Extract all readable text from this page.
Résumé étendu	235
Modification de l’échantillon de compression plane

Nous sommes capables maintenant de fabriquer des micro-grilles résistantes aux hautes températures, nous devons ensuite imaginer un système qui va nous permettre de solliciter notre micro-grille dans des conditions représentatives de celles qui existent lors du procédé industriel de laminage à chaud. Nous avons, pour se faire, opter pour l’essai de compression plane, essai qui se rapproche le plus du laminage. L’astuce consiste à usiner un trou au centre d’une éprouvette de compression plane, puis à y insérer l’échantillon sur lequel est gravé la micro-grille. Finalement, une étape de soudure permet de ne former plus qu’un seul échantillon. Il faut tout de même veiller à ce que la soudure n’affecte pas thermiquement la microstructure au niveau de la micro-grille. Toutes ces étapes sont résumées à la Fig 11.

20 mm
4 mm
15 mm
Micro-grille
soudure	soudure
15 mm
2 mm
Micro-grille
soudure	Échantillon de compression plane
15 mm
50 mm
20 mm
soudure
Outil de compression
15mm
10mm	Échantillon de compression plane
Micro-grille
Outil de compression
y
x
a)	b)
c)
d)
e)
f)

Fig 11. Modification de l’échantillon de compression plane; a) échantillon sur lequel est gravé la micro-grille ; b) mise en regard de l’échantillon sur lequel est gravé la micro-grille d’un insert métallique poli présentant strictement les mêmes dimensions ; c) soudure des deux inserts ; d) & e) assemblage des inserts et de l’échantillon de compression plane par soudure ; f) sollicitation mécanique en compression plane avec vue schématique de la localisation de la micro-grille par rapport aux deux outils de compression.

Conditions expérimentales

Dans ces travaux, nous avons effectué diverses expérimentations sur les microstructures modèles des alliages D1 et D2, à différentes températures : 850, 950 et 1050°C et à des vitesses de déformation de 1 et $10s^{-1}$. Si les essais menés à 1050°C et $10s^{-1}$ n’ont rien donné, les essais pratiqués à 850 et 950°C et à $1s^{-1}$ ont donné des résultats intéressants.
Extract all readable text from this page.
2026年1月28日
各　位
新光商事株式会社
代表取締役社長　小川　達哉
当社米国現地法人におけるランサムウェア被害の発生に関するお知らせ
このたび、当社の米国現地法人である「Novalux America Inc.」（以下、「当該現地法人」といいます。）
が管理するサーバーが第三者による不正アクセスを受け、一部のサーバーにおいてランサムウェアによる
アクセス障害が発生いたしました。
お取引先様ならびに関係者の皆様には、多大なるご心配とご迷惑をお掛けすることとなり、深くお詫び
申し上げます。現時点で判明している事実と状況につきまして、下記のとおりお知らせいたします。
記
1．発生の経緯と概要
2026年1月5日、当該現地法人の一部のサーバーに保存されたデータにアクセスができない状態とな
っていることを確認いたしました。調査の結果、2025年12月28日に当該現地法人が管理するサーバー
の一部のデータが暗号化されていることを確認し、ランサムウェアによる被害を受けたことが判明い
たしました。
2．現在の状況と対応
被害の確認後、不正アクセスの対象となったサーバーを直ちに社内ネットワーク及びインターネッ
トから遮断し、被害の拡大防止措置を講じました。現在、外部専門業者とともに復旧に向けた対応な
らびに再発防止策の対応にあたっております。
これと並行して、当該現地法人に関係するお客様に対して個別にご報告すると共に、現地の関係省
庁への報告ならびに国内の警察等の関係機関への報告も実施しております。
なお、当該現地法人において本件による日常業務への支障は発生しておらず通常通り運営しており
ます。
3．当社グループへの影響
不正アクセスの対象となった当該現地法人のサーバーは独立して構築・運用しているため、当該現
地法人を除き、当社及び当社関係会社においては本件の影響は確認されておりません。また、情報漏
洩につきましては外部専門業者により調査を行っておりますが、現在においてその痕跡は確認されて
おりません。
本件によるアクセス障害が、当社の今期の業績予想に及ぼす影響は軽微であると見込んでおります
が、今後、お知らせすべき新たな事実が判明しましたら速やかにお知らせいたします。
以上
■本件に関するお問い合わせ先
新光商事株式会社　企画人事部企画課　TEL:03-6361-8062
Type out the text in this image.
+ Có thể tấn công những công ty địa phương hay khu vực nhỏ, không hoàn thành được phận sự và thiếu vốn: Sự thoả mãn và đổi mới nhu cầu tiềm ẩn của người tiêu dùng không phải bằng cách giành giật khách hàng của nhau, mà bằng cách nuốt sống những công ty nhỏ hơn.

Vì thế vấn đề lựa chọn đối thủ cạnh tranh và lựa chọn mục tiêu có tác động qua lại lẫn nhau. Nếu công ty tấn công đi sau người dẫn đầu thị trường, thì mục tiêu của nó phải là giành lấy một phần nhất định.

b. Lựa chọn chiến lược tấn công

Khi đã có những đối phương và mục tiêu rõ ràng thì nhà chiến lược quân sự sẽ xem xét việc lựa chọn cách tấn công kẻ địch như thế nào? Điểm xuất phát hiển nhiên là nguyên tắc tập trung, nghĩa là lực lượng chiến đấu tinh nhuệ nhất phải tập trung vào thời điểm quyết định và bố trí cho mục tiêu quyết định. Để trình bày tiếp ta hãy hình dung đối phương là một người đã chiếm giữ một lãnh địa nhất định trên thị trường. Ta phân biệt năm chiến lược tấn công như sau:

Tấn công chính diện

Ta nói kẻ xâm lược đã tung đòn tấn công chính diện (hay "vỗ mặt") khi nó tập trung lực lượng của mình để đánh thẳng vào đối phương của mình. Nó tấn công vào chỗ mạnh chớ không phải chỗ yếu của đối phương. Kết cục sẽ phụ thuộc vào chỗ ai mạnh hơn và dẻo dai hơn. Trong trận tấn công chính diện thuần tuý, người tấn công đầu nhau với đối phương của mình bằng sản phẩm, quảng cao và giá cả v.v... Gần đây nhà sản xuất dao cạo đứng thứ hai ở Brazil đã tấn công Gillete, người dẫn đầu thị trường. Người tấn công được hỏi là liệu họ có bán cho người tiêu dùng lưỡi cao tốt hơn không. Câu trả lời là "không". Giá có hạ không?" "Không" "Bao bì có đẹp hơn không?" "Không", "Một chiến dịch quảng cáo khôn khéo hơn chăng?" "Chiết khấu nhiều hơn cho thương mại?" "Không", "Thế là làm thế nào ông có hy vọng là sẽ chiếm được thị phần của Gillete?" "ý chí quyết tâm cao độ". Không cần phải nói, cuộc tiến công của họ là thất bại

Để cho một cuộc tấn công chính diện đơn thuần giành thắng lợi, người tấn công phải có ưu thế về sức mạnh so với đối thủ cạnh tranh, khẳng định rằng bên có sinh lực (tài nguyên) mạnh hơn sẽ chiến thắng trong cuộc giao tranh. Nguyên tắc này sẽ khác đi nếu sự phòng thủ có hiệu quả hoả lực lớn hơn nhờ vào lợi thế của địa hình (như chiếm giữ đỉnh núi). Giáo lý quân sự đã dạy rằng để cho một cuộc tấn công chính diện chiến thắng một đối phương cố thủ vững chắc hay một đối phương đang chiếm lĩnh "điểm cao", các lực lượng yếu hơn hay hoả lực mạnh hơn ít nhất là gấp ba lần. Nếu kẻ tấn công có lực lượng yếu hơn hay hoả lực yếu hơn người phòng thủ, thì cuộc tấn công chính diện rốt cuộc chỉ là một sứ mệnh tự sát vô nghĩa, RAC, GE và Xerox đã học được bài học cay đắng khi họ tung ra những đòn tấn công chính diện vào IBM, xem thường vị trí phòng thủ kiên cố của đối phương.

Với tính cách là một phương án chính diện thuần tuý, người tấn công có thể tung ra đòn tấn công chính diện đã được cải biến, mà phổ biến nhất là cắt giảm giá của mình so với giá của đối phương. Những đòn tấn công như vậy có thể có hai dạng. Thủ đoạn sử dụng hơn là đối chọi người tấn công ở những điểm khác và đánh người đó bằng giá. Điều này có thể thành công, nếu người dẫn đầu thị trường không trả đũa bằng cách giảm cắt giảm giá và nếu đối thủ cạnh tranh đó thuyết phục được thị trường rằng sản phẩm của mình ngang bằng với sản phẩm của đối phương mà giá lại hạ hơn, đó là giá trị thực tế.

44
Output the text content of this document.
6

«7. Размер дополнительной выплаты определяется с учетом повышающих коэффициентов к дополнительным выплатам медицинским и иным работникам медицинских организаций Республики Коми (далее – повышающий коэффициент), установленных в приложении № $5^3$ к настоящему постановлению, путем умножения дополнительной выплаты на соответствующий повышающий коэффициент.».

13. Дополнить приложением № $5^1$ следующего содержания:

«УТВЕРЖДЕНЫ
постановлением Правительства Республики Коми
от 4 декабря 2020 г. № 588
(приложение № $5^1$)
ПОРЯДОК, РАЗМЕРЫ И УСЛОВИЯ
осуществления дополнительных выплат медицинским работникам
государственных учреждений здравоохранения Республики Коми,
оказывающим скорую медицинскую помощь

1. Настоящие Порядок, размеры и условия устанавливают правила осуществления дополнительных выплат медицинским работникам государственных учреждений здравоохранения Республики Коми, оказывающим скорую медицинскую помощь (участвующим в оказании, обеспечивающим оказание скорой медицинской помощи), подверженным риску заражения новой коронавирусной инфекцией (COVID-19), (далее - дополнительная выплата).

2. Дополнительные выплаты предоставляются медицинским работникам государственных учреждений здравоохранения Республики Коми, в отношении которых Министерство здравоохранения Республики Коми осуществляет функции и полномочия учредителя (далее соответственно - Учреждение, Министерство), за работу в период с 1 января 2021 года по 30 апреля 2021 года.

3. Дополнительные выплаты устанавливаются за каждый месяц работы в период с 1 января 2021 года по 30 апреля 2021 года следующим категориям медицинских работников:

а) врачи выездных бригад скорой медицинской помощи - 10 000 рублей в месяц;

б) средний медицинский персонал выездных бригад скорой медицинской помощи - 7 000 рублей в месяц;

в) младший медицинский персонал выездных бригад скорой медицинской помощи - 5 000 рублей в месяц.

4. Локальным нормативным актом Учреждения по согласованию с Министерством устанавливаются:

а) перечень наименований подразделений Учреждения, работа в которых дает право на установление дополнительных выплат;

Problem
How many of the lines above contain the string "text"? Give the number only.

Task solution
4